--- Input rows ---

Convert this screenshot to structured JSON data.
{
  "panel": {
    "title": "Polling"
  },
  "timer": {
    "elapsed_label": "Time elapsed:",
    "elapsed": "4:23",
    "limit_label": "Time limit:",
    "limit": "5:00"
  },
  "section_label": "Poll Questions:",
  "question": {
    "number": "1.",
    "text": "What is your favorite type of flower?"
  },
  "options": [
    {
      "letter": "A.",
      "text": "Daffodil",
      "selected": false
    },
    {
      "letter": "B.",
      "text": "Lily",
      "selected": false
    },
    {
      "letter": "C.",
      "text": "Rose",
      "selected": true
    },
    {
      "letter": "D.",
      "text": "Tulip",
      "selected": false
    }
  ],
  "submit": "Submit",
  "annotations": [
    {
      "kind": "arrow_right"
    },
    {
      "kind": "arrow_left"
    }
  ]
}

---

_Given problem_
Output each record precisely as given.

_Response to this exercise_
Convert this screenshot to structured JSON data.
{
  "panel": {
    "title": "Polling"
  },
  "timer": {
    "elapsed_label": "Time elapsed:",
    "elapsed": "4:23",
    "limit_label": "Time limit:",
    "limit": "5:00"
  },
  "section_label": "Poll Questions:",
  "question": {
    "number": "1.",
    "text": "What is your favorite type of flower?"
  },
  "options": [
    {
      "letter": "A.",
      "text": "Daffodil",
      "selected": false
    },
    {
      "letter": "B.",
      "text": "Lily",
      "selected": false
    },
    {
      "letter": "C.",
      "text": "Rose",
      "selected": true
    },
    {
      "letter": "D.",
      "text": "Tulip",
      "selected": false
    }
  ],
  "submit": "Submit",
  "annotations": [
    {
      "kind": "arrow_right"
    },
    {
      "kind": "arrow_left"
    }
  ]
}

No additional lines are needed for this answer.